**WORK TO BE COMPLETED**
Every line of the data should be written out exactly, with the pictures left out.

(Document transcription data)

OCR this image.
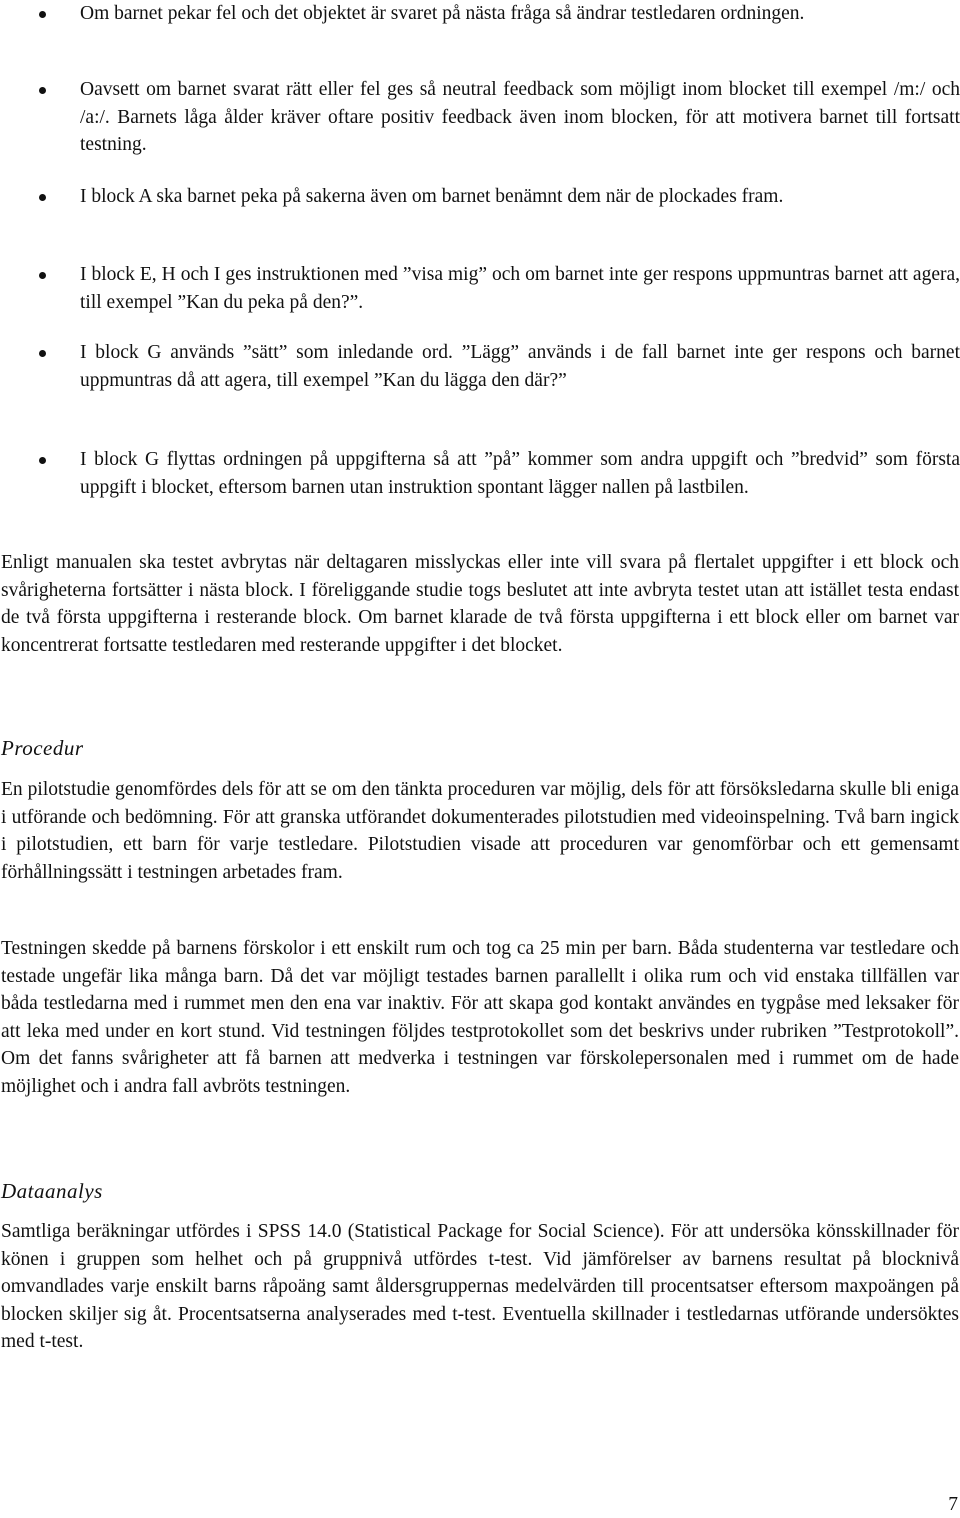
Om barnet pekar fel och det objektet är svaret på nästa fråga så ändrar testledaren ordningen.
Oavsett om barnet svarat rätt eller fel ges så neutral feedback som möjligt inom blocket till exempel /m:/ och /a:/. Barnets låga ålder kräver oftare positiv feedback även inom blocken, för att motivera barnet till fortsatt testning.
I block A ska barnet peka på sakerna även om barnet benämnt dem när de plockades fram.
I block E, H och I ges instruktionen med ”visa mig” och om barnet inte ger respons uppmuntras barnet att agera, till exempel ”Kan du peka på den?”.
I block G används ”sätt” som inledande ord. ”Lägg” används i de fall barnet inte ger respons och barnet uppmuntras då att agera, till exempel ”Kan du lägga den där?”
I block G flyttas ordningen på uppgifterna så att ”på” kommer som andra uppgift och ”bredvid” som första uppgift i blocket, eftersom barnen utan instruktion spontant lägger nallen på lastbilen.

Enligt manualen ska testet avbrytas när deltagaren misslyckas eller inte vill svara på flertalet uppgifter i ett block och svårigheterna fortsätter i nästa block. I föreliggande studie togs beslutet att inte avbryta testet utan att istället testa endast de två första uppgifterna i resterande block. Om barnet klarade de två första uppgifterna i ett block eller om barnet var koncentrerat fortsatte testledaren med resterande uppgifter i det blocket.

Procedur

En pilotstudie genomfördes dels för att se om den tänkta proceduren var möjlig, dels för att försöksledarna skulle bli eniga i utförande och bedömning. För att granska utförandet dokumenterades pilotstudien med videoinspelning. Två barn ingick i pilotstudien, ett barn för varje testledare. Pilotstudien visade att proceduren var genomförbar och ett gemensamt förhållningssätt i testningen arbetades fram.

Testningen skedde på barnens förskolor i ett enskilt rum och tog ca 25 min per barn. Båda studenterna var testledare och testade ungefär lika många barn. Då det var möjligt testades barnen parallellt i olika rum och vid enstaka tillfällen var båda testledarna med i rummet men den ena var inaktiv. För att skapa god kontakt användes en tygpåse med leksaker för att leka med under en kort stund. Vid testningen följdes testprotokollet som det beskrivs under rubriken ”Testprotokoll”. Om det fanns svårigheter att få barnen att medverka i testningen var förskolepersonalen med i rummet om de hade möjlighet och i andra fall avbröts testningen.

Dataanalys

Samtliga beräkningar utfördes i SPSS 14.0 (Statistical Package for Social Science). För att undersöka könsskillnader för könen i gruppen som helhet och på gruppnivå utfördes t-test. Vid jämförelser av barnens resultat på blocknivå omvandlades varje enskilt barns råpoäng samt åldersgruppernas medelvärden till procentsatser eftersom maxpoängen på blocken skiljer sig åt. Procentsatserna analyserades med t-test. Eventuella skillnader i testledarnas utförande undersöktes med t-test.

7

**WRITTEN ANSWER**
OCR this image.
Om barnet pekar fel och det objektet är svaret på nästa fråga så ändrar testledaren ordningen.
Oavsett om barnet svarat rätt eller fel ges så neutral feedback som möjligt inom blocket till exempel /m:/ och /a:/. Barnets låga ålder kräver oftare positiv feedback även inom blocken, för att motivera barnet till fortsatt testning.
I block A ska barnet peka på sakerna även om barnet benämnt dem när de plockades fram.
I block E, H och I ges instruktionen med ”visa mig” och om barnet inte ger respons uppmuntras barnet att agera, till exempel ”Kan du peka på den?”.
I block G används ”sätt” som inledande ord. ”Lägg” används i de fall barnet inte ger respons och barnet uppmuntras då att agera, till exempel ”Kan du lägga den där?”
I block G flyttas ordningen på uppgifterna så att ”på” kommer som andra uppgift och ”bredvid” som första uppgift i blocket, eftersom barnen utan instruktion spontant lägger nallen på lastbilen.

Enligt manualen ska testet avbrytas när deltagaren misslyckas eller inte vill svara på flertalet uppgifter i ett block och svårigheterna fortsätter i nästa block. I föreliggande studie togs beslutet att inte avbryta testet utan att istället testa endast de två första uppgifterna i resterande block. Om barnet klarade de två första uppgifterna i ett block eller om barnet var koncentrerat fortsatte testledaren med resterande uppgifter i det blocket.

Procedur

En pilotstudie genomfördes dels för att se om den tänkta proceduren var möjlig, dels för att försöksledarna skulle bli eniga i utförande och bedömning. För att granska utförandet dokumenterades pilotstudien med videoinspelning. Två barn ingick i pilotstudien, ett barn för varje testledare. Pilotstudien visade att proceduren var genomförbar och ett gemensamt förhållningssätt i testningen arbetades fram.

Testningen skedde på barnens förskolor i ett enskilt rum och tog ca 25 min per barn. Båda studenterna var testledare och testade ungefär lika många barn. Då det var möjligt testades barnen parallellt i olika rum och vid enstaka tillfällen var båda testledarna med i rummet men den ena var inaktiv. För att skapa god kontakt användes en tygpåse med leksaker för att leka med under en kort stund. Vid testningen följdes testprotokollet som det beskrivs under rubriken ”Testprotokoll”. Om det fanns svårigheter att få barnen att medverka i testningen var förskolepersonalen med i rummet om de hade möjlighet och i andra fall avbröts testningen.

Dataanalys

Samtliga beräkningar utfördes i SPSS 14.0 (Statistical Package for Social Science). För att undersöka könsskillnader för könen i gruppen som helhet och på gruppnivå utfördes t-test. Vid jämförelser av barnens resultat på blocknivå omvandlades varje enskilt barns råpoäng samt åldersgruppernas medelvärden till procentsatser eftersom maxpoängen på blocken skiljer sig åt. Procentsatserna analyserades med t-test. Eventuella skillnader i testledarnas utförande undersöktes med t-test.

7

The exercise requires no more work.